Return the number of lines that contain the word "Verwenden", and return nothing else.

-- START Input for this task --

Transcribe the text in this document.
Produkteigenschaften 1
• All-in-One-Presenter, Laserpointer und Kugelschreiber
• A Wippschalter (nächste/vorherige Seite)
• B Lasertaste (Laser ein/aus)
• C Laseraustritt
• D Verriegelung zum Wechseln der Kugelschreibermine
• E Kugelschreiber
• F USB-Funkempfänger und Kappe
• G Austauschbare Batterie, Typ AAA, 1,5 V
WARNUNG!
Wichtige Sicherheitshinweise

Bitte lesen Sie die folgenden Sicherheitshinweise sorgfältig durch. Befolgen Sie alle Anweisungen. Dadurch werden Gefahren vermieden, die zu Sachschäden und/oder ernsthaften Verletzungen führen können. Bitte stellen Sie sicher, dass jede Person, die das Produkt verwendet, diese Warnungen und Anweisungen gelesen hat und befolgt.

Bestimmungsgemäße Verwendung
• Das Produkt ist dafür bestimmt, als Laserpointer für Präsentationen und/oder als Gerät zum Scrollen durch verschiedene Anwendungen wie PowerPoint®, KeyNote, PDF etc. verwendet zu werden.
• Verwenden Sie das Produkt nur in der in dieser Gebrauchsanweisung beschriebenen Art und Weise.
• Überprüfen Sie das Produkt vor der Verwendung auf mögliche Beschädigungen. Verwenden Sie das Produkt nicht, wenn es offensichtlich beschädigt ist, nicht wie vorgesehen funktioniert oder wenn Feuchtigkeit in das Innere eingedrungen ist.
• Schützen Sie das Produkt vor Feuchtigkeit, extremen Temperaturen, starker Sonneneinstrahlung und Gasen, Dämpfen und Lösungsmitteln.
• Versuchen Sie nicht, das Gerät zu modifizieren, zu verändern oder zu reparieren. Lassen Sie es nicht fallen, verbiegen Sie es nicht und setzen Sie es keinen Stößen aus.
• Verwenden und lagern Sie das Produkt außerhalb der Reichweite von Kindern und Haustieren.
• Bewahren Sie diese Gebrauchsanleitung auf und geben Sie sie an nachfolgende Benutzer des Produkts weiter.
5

-- END Input for this task --

- [Exercise output]: 3